══ EXERCISE PASSAGE

A system killing with impunity
Having researched such deaths academically, and worked in suicide prevention and with inmates, Georgatos outlines that Dodd’s death, as all custodial deaths, triggers the immediate circumstances but also those of a system that involves Australia “incarcerating in higher numbers year after year”.
Of the 42,274 adults in the Australian prison system in December, 14,463 of these inmates were First Nations people, which accounts for 34 percent of the prisoner population, yet when looking at the entire continent Aboriginal and Torres Strait Islander peoples account for only 3.2 percent of people.
This makes them amongst, if not the, most incarcerated group of people on the planet. And this is occurring within one of the richest economies on Earth – indeed, locking up people is an expensive venture, even if their human rights are neglected.

════
══ RECORDS

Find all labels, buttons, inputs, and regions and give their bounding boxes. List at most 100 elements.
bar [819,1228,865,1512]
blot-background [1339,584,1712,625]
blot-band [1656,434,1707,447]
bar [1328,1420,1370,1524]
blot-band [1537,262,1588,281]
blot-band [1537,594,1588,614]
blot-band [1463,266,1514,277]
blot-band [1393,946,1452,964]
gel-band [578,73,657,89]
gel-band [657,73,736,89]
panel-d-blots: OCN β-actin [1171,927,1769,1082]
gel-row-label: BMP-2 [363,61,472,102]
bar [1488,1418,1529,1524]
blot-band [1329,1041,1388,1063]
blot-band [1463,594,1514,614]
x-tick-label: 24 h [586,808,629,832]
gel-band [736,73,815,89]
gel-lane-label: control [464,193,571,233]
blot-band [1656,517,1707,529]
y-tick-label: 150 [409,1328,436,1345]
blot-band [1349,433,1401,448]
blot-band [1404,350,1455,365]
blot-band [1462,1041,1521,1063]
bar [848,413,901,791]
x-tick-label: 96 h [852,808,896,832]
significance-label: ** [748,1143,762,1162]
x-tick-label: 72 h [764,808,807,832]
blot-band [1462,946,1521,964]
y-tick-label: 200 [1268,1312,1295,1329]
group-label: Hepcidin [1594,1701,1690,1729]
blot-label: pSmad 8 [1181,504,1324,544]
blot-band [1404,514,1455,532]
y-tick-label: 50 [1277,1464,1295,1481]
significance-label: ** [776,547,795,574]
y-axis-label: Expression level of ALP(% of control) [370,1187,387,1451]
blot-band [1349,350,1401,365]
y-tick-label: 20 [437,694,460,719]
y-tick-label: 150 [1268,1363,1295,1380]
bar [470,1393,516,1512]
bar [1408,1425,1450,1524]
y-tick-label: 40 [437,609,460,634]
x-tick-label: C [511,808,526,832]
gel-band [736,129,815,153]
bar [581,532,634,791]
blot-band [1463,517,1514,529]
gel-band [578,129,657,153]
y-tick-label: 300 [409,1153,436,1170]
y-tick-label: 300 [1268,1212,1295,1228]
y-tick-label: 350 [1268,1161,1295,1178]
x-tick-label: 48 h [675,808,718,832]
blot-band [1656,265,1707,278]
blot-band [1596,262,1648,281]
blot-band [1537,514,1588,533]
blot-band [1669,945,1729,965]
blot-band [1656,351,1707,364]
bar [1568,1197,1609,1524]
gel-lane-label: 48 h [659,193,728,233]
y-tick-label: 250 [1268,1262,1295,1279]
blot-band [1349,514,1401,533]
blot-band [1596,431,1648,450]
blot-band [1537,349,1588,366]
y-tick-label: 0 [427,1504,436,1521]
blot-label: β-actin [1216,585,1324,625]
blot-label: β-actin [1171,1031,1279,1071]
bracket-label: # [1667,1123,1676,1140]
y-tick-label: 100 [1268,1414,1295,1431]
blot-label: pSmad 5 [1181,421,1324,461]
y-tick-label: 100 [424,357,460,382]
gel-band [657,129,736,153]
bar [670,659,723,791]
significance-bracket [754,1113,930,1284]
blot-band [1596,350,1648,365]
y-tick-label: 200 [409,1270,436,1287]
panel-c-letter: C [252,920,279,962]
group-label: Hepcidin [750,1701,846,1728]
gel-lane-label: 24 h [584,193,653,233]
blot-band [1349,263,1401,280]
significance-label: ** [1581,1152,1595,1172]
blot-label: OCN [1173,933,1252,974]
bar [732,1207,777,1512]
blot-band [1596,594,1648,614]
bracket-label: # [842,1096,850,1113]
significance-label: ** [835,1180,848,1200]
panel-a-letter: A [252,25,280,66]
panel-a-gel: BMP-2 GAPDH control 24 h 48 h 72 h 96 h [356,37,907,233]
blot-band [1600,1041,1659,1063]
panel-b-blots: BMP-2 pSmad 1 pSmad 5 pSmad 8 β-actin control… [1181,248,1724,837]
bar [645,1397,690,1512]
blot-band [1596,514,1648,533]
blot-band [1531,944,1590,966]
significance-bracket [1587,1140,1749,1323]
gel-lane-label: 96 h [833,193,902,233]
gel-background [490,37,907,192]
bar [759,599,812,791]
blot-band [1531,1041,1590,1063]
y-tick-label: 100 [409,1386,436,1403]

════

- WORK TO COMPLETE:
(A) Edit the passage on Australian incarceration: begin at the words "A system killing" and stop after "rights are neglected.", writing "prisoners" in place of "inmates".
(B) Please summarize the passage on Australian incarceration in two sentences.
(C) According to the passage on Australian incarceration, how many adults were in the Australian prison system in December?

- ANSWERS BELOW:
(A)
A system killing with impunity
Having researched such deaths academically, and worked in suicide prevention and with prisoners, Georgatos outlines that Dodd’s death, as all custodial deaths, triggers the immediate circumstances but also those of a system that involves Australia “incarcerating in higher numbers year after year”.
Of the 42,274 adults in the Australian prison system in December, 14,463 of these prisoners were First Nations people, which accounts for 34 percent of the prisoner population, yet when looking at the entire continent Aboriginal and Torres Strait Islander peoples account for only 3.2 percent of people.
This makes them amongst, if not the, most incarcerated group of people on the planet. And this is occurring within one of the richest economies on Earth – indeed, locking up people is an expensive venture, even if their human rights are neglected.

(B) Georgatos, who has researched custodial deaths and worked in suicide prevention and with inmates, says Dodd's death involves both its immediate circumstances and a system in which Australia incarcerates more people year after year. First Nations people make up 34 percent of Australia's prisoners but only 3.2 percent of its population, which places them among the most incarcerated groups on the planet, within one of the richest economies on Earth.

(C) 42,274 adults.